Exercise details:
Give the number of lines that hold the string "this". Nothing else is needed.

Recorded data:
——————
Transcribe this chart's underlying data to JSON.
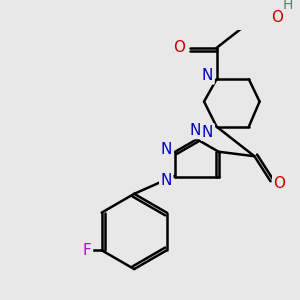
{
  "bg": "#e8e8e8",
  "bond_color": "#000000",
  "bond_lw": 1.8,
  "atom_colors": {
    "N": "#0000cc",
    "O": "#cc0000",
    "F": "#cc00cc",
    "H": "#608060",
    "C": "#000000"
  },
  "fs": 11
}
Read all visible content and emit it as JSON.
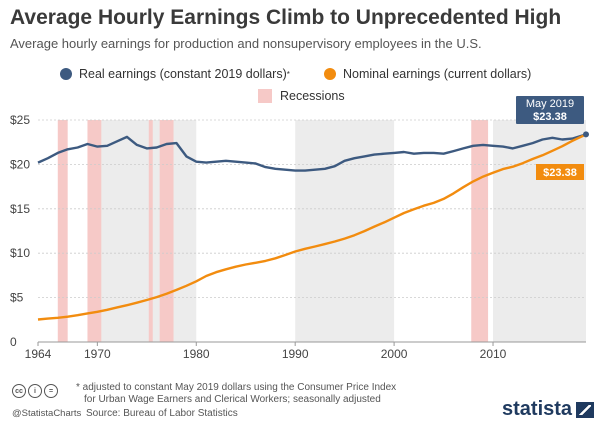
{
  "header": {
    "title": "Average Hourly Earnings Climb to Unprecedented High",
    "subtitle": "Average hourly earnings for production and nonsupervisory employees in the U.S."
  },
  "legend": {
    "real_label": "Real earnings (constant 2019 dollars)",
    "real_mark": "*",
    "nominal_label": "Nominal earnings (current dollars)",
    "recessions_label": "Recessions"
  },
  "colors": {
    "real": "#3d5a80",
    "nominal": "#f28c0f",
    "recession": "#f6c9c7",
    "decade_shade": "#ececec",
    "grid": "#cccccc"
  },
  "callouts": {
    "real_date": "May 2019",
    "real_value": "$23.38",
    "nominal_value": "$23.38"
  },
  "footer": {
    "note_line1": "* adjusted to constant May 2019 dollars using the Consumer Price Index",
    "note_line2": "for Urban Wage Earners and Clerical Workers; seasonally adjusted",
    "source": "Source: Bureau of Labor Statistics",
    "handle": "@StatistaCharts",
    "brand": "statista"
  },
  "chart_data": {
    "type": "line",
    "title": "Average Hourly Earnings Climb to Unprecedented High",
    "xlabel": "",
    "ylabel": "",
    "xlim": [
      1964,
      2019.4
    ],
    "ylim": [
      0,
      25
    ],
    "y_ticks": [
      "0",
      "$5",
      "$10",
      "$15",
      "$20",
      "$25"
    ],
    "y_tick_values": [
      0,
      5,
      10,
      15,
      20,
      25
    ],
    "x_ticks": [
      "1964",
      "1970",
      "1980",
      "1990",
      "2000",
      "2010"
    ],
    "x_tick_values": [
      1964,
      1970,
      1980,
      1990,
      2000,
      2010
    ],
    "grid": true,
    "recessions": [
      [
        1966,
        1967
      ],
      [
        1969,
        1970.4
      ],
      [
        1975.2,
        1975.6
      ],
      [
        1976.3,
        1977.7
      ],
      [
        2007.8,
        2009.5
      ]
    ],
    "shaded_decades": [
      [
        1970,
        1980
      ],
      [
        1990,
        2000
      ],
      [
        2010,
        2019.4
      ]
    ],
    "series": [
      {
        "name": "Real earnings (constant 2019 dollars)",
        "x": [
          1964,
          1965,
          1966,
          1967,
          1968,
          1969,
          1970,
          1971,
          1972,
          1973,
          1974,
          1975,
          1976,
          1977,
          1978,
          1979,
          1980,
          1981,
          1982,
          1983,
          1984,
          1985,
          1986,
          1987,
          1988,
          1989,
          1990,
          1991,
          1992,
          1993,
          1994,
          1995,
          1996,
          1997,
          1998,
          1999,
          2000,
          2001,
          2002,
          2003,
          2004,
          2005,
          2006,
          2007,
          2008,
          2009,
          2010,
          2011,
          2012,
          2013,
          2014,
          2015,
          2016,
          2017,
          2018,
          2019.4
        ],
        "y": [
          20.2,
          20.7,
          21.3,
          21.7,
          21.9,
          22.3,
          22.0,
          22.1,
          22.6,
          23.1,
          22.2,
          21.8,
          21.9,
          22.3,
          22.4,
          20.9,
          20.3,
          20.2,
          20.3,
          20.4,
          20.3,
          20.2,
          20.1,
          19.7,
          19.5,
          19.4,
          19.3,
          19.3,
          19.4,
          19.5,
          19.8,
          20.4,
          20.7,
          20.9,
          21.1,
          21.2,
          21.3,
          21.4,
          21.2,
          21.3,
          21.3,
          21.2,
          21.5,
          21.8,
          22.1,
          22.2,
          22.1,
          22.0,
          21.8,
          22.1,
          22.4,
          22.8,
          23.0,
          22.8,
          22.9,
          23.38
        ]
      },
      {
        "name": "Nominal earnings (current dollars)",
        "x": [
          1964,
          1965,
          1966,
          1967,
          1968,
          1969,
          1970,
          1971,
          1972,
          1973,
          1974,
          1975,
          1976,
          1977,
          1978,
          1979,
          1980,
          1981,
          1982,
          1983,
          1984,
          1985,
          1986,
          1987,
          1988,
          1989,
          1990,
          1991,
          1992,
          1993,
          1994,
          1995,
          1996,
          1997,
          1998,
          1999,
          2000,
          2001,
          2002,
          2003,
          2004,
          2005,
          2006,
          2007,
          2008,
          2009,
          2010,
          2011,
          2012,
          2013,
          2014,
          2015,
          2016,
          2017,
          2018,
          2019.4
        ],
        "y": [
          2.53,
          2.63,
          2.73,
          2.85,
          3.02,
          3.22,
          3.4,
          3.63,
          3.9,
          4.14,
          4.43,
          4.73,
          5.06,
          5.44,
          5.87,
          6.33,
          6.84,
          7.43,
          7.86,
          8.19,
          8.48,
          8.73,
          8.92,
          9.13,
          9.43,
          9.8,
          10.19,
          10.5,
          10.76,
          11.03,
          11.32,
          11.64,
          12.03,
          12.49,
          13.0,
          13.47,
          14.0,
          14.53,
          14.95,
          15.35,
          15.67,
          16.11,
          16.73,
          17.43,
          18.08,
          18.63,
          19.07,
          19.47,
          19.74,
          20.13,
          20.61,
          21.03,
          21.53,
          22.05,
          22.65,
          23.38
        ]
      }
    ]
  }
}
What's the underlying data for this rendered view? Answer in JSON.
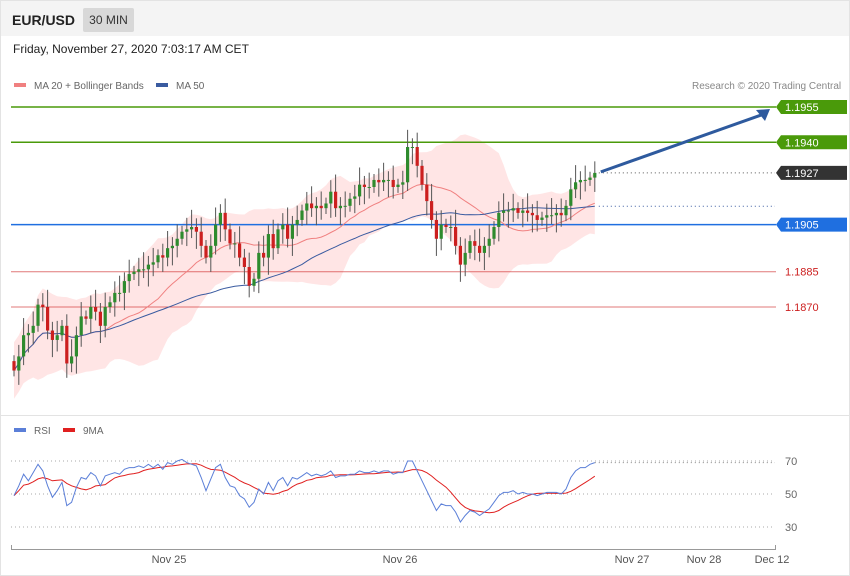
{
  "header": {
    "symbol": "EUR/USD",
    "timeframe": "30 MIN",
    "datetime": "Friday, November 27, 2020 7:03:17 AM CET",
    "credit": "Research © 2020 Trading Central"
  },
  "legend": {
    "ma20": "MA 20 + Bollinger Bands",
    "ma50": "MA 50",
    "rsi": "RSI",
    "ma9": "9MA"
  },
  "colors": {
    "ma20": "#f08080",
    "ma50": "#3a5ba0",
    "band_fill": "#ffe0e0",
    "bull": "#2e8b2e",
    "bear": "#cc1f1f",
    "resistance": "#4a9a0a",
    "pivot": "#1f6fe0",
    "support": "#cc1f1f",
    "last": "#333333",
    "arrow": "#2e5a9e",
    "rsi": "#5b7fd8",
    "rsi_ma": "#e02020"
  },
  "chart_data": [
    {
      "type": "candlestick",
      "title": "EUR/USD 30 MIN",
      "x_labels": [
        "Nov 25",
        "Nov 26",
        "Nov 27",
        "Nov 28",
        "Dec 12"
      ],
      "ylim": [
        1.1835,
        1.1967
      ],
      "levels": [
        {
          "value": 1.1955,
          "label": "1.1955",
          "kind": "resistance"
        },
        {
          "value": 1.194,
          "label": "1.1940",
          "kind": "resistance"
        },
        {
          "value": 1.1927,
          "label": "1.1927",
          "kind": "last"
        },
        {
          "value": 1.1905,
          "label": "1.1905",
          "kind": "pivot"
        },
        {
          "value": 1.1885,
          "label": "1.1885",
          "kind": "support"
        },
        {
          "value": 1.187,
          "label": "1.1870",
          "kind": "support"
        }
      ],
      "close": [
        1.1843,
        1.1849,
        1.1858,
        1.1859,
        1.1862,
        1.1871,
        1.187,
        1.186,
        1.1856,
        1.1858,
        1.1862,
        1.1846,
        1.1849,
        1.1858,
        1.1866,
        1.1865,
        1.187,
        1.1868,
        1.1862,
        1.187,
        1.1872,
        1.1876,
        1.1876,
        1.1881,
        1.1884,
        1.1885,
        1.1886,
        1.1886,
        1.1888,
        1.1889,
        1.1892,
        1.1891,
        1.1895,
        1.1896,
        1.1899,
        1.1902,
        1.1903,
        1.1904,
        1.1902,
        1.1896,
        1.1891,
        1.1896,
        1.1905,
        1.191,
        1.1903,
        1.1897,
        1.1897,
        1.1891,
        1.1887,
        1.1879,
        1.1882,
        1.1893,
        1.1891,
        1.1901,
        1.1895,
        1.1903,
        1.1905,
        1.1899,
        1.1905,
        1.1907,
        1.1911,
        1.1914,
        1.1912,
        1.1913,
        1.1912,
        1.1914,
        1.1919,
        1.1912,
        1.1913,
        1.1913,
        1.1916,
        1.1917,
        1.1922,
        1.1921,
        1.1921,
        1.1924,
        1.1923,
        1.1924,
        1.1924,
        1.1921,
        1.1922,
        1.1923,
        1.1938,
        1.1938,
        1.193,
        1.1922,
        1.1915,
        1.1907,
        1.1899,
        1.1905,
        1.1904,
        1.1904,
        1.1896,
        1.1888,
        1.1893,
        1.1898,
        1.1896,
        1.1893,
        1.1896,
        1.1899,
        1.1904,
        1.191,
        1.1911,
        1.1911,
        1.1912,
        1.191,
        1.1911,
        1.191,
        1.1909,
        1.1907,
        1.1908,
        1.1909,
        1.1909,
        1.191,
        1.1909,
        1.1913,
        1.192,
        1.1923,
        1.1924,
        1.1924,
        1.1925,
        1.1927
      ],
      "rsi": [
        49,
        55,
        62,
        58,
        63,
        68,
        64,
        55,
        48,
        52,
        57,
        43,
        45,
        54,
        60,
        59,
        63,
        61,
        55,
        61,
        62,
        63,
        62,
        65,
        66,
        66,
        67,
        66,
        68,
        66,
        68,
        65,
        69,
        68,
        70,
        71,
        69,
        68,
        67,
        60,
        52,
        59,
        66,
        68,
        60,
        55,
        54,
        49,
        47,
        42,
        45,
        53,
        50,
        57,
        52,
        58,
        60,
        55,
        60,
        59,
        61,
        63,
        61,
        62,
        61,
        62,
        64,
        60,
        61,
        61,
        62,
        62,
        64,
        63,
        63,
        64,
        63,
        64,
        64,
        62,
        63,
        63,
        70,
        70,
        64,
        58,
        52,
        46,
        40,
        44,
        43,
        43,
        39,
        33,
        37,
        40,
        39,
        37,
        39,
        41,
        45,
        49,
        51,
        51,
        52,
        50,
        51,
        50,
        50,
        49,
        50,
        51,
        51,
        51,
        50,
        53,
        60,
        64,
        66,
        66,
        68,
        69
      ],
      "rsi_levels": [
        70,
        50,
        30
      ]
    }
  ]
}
——————
Complete answer:
2